» **INFORMATION SUPPLIED**
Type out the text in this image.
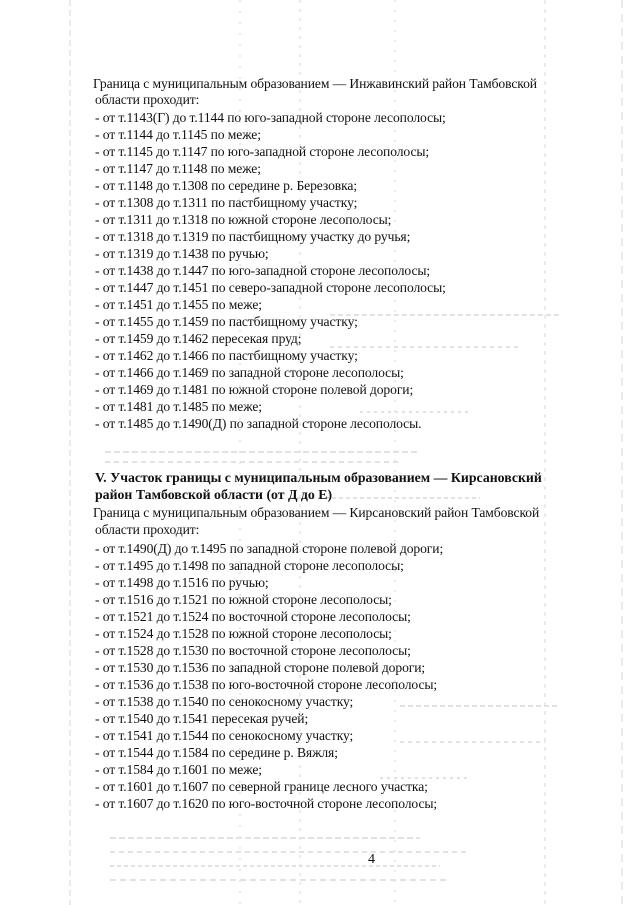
Граница с муниципальным образованием — Инжавинский район Тамбовской
области проходит:
- от т.1143(Г) до т.1144 по юго-западной стороне лесополосы;
- от т.1144 до т.1145 по меже;
- от т.1145 до т.1147 по юго-западной стороне лесополосы;
- от т.1147 до т.1148 по меже;
- от т.1148 до т.1308 по середине р. Березовка;
- от т.1308 до т.1311 по пастбищному участку;
- от т.1311 до т.1318 по южной стороне лесополосы;
- от т.1318 до т.1319 по пастбищному участку до ручья;
- от т.1319 до т.1438 по ручью;
- от т.1438 до т.1447 по юго-западной стороне лесополосы;
- от т.1447 до т.1451 по северо-западной стороне лесополосы;
- от т.1451 до т.1455 по меже;
- от т.1455 до т.1459 по пастбищному участку;
- от т.1459 до т.1462 пересекая пруд;
- от т.1462 до т.1466 по пастбищному участку;
- от т.1466 до т.1469 по западной стороне лесополосы;
- от т.1469 до т.1481 по южной стороне полевой дороги;
- от т.1481 до т.1485 по меже;
- от т.1485 до т.1490(Д) по западной стороне лесополосы.
V. Участок границы с муниципальным образованием — Кирсановский
район Тамбовской области (от Д до Е)
Граница с муниципальным образованием — Кирсановский район Тамбовской
области проходит:
- от т.1490(Д) до т.1495 по западной стороне полевой дороги;
- от т.1495 до т.1498 по западной стороне лесополосы;
- от т.1498 до т.1516 по ручью;
- от т.1516 до т.1521 по южной стороне лесополосы;
- от т.1521 до т.1524 по восточной стороне лесополосы;
- от т.1524 до т.1528 по южной стороне лесополосы;
- от т.1528 до т.1530 по восточной стороне лесополосы;
- от т.1530 до т.1536 по западной стороне полевой дороги;
- от т.1536 до т.1538 по юго-восточной стороне лесополосы;
- от т.1538 до т.1540 по сенокосному участку;
- от т.1540 до т.1541 пересекая ручей;
- от т.1541 до т.1544 по сенокосному участку;
- от т.1544 до т.1584 по середине р. Вяжля;
- от т.1584 до т.1601 по меже;
- от т.1601 до т.1607 по северной границе лесного участка;
- от т.1607 до т.1620 по юго-восточной стороне лесополосы;
4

» **SHORT EXERCISE**
Copy the records exactly as they appear, excluding images.

» **REPLY**
Type out the text in this image.
Граница с муниципальным образованием — Инжавинский район Тамбовской
области проходит:
- от т.1143(Г) до т.1144 по юго-западной стороне лесополосы;
- от т.1144 до т.1145 по меже;
- от т.1145 до т.1147 по юго-западной стороне лесополосы;
- от т.1147 до т.1148 по меже;
- от т.1148 до т.1308 по середине р. Березовка;
- от т.1308 до т.1311 по пастбищному участку;
- от т.1311 до т.1318 по южной стороне лесополосы;
- от т.1318 до т.1319 по пастбищному участку до ручья;
- от т.1319 до т.1438 по ручью;
- от т.1438 до т.1447 по юго-западной стороне лесополосы;
- от т.1447 до т.1451 по северо-западной стороне лесополосы;
- от т.1451 до т.1455 по меже;
- от т.1455 до т.1459 по пастбищному участку;
- от т.1459 до т.1462 пересекая пруд;
- от т.1462 до т.1466 по пастбищному участку;
- от т.1466 до т.1469 по западной стороне лесополосы;
- от т.1469 до т.1481 по южной стороне полевой дороги;
- от т.1481 до т.1485 по меже;
- от т.1485 до т.1490(Д) по западной стороне лесополосы.
V. Участок границы с муниципальным образованием — Кирсановский
район Тамбовской области (от Д до Е)
Граница с муниципальным образованием — Кирсановский район Тамбовской
области проходит:
- от т.1490(Д) до т.1495 по западной стороне полевой дороги;
- от т.1495 до т.1498 по западной стороне лесополосы;
- от т.1498 до т.1516 по ручью;
- от т.1516 до т.1521 по южной стороне лесополосы;
- от т.1521 до т.1524 по восточной стороне лесополосы;
- от т.1524 до т.1528 по южной стороне лесополосы;
- от т.1528 до т.1530 по восточной стороне лесополосы;
- от т.1530 до т.1536 по западной стороне полевой дороги;
- от т.1536 до т.1538 по юго-восточной стороне лесополосы;
- от т.1538 до т.1540 по сенокосному участку;
- от т.1540 до т.1541 пересекая ручей;
- от т.1541 до т.1544 по сенокосному участку;
- от т.1544 до т.1584 по середине р. Вяжля;
- от т.1584 до т.1601 по меже;
- от т.1601 до т.1607 по северной границе лесного участка;
- от т.1607 до т.1620 по юго-восточной стороне лесополосы;
4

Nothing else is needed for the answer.